- _AIM OF THE TASK_
Restate, word for word, every line of the data.
====== RECORDED DATA ======
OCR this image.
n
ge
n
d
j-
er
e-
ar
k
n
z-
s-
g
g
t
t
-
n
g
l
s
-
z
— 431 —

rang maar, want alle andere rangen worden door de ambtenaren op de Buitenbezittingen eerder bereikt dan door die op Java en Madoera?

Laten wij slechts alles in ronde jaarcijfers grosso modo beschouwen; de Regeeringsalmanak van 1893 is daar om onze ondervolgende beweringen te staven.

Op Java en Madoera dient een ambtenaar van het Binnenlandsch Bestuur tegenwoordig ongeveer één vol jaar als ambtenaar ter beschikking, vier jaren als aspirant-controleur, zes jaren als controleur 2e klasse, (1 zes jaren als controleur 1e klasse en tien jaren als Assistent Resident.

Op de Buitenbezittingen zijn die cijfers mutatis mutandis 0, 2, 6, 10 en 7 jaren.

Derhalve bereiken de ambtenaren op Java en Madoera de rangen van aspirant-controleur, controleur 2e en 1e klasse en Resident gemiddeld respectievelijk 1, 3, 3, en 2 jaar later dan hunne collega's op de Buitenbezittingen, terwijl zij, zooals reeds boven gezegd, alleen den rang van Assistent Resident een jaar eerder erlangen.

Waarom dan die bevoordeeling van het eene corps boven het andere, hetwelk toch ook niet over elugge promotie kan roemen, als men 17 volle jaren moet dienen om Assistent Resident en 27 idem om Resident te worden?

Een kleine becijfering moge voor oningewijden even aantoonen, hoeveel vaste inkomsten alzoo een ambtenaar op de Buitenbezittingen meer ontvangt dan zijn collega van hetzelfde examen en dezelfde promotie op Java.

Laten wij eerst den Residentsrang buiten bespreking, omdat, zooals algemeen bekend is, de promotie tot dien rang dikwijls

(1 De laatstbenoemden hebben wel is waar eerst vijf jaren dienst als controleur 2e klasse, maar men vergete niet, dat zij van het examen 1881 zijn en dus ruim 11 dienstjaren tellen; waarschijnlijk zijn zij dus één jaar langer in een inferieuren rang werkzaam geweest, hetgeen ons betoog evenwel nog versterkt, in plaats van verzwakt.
======
- _THE RESPONSE_
OCR this image.
n
ge
n
d
j-
er
e-
ar
k
n
z-
s-
g
g
t
t
-
n
g
l
s
-
z
— 431 —

rang maar, want alle andere rangen worden door de ambtenaren op de Buitenbezittingen eerder bereikt dan door die op Java en Madoera?

Laten wij slechts alles in ronde jaarcijfers grosso modo beschouwen; de Regeeringsalmanak van 1893 is daar om onze ondervolgende beweringen te staven.

Op Java en Madoera dient een ambtenaar van het Binnenlandsch Bestuur tegenwoordig ongeveer één vol jaar als ambtenaar ter beschikking, vier jaren als aspirant-controleur, zes jaren als controleur 2e klasse, (1 zes jaren als controleur 1e klasse en tien jaren als Assistent Resident.

Op de Buitenbezittingen zijn die cijfers mutatis mutandis 0, 2, 6, 10 en 7 jaren.

Derhalve bereiken de ambtenaren op Java en Madoera de rangen van aspirant-controleur, controleur 2e en 1e klasse en Resident gemiddeld respectievelijk 1, 3, 3, en 2 jaar later dan hunne collega's op de Buitenbezittingen, terwijl zij, zooals reeds boven gezegd, alleen den rang van Assistent Resident een jaar eerder erlangen.

Waarom dan die bevoordeeling van het eene corps boven het andere, hetwelk toch ook niet over elugge promotie kan roemen, als men 17 volle jaren moet dienen om Assistent Resident en 27 idem om Resident te worden?

Een kleine becijfering moge voor oningewijden even aantoonen, hoeveel vaste inkomsten alzoo een ambtenaar op de Buitenbezittingen meer ontvangt dan zijn collega van hetzelfde examen en dezelfde promotie op Java.

Laten wij eerst den Residentsrang buiten bespreking, omdat, zooals algemeen bekend is, de promotie tot dien rang dikwijls

(1 De laatstbenoemden hebben wel is waar eerst vijf jaren dienst als controleur 2e klasse, maar men vergete niet, dat zij van het examen 1881 zijn en dus ruim 11 dienstjaren tellen; waarschijnlijk zijn zij dus één jaar langer in een inferieuren rang werkzaam geweest, hetgeen ons betoog evenwel nog versterkt, in plaats van verzwakt.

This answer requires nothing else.